» Given task
Which lines contain the word "this"? Return each of them as written.

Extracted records
|---|
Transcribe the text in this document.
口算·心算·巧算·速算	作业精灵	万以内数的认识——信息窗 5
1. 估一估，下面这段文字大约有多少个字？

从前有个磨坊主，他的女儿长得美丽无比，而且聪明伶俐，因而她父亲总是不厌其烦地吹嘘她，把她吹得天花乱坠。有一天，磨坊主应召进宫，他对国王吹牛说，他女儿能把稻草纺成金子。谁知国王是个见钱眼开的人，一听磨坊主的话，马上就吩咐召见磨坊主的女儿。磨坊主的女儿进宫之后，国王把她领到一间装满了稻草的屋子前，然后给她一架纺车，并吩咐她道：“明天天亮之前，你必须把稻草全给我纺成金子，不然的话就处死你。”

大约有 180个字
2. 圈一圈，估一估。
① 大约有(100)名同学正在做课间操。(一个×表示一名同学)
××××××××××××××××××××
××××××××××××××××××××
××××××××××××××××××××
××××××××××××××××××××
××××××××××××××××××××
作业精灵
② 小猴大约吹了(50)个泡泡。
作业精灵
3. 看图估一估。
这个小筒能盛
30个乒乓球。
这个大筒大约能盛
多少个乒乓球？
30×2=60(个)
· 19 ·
|---|
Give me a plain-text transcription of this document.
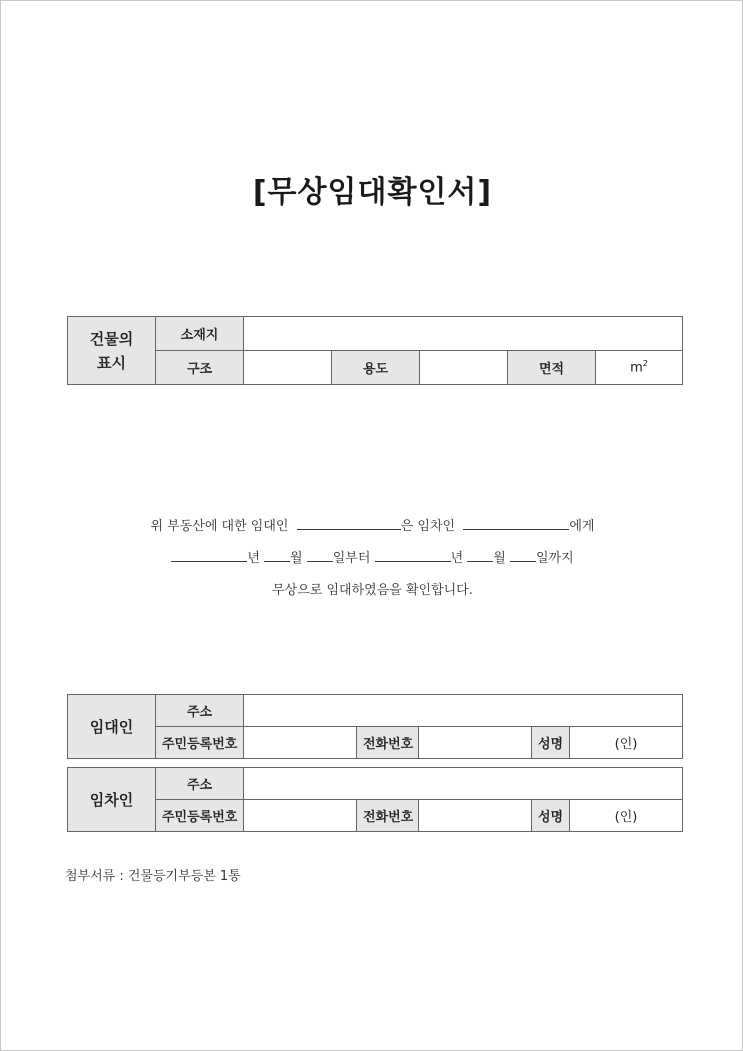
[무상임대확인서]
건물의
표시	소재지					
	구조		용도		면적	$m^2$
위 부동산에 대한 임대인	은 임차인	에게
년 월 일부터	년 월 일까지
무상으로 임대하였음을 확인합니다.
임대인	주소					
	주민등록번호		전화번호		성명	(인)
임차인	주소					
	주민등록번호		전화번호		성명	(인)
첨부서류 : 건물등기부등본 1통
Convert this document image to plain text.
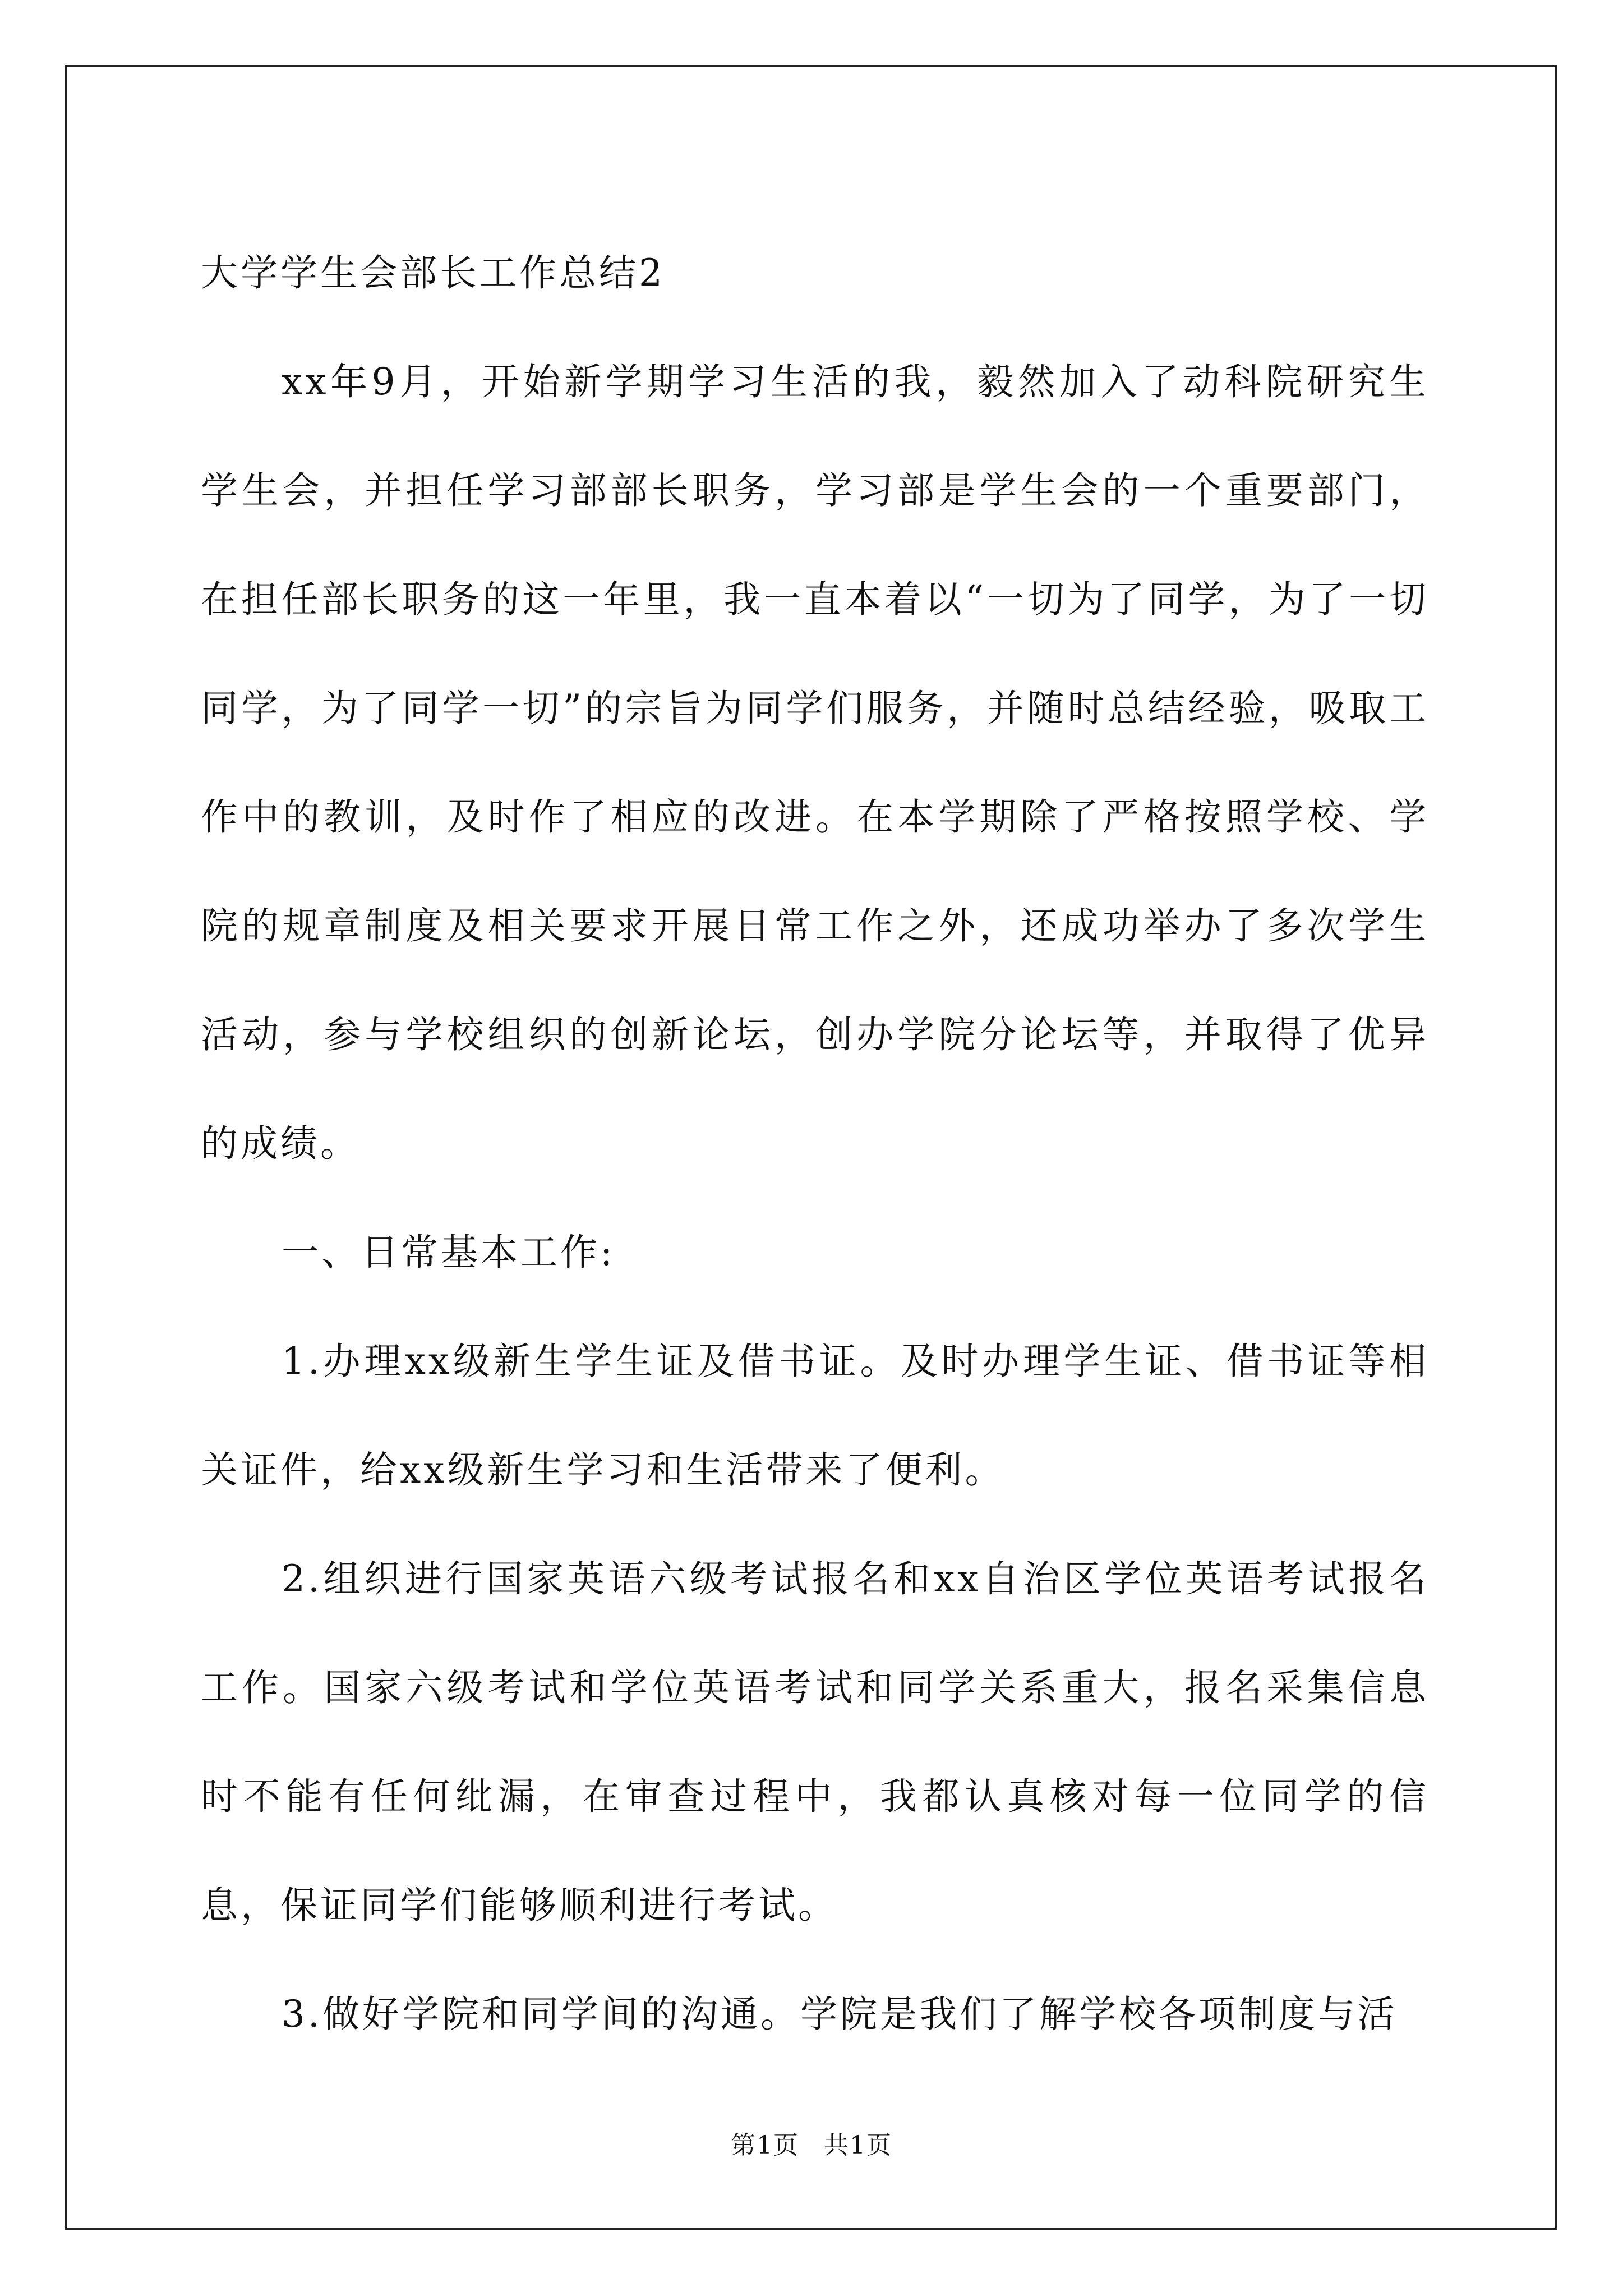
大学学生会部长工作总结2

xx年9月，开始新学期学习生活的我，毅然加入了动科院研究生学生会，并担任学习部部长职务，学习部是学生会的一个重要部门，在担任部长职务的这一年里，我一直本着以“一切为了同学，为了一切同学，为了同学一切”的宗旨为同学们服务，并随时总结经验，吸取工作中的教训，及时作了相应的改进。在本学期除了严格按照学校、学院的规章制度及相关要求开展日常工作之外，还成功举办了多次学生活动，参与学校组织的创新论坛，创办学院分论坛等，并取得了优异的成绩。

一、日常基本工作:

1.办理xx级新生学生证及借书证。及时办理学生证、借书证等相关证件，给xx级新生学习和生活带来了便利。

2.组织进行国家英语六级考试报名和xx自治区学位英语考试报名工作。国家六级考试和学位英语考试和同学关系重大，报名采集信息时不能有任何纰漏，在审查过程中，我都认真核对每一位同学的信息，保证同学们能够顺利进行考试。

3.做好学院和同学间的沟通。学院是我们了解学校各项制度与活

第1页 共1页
|---|
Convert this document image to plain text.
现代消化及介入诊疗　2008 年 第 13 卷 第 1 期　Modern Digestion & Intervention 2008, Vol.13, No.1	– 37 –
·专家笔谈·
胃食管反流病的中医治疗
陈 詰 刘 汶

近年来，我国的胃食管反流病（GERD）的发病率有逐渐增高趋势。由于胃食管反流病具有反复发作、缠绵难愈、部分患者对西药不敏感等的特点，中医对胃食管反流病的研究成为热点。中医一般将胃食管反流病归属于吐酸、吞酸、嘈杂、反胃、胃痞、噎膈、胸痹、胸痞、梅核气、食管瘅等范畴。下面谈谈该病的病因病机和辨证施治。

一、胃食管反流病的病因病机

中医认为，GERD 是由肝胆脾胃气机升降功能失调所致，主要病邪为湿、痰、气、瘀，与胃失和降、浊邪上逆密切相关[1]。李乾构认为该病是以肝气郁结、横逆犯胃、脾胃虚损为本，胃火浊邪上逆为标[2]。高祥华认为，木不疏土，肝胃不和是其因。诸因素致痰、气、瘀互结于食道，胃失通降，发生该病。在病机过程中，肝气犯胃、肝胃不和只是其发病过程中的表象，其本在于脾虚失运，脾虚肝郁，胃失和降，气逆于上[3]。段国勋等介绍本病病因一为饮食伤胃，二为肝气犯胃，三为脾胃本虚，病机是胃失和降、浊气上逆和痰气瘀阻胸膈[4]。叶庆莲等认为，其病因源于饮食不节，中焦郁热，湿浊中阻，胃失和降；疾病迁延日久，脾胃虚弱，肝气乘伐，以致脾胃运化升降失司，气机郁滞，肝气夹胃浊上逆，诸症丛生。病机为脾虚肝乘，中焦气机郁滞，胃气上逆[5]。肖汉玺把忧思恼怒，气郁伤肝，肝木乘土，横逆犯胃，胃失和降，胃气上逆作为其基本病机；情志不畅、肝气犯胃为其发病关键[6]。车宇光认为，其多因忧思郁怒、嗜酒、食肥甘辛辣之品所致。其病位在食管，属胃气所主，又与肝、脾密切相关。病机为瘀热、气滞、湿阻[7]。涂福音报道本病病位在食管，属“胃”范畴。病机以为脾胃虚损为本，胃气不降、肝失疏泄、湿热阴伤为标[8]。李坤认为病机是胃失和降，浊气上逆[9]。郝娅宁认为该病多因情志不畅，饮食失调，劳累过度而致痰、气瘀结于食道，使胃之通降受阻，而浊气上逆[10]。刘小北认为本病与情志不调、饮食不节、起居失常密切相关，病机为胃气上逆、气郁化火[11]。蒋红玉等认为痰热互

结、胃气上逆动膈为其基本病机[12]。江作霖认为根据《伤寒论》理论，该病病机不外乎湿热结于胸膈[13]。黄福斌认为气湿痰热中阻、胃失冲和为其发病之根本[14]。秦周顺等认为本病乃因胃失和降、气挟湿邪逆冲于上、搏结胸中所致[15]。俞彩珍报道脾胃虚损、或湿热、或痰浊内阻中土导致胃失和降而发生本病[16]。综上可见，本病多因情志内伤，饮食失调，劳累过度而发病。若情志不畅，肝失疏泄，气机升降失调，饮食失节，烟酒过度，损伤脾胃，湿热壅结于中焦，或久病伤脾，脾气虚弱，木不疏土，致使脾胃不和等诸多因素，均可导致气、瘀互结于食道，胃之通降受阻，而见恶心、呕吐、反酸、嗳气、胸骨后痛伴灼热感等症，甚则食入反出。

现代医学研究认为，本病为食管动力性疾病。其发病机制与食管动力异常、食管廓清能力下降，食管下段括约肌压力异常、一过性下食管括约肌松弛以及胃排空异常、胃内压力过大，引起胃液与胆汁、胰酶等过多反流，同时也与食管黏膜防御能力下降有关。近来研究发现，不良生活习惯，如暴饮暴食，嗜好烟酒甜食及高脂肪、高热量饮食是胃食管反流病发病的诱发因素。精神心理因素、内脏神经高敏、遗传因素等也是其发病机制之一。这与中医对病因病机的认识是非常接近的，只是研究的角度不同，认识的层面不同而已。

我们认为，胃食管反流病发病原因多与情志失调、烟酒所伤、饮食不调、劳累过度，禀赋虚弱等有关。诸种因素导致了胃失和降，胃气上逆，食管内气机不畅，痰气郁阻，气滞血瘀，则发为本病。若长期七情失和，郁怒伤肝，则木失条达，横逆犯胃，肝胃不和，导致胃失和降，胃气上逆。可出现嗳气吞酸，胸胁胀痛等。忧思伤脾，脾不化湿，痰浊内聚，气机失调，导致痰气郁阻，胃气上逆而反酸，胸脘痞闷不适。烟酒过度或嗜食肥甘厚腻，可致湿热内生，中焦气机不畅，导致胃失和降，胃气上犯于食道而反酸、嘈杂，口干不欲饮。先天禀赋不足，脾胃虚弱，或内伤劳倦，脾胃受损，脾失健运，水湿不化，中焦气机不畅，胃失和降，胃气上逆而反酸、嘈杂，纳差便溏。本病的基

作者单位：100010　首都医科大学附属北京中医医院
|---|
» Solution
Transcribe the text in this document.
Give me a plain-text transcription of this document.
Convert this document image to plain text.
Convert this document image to plain text.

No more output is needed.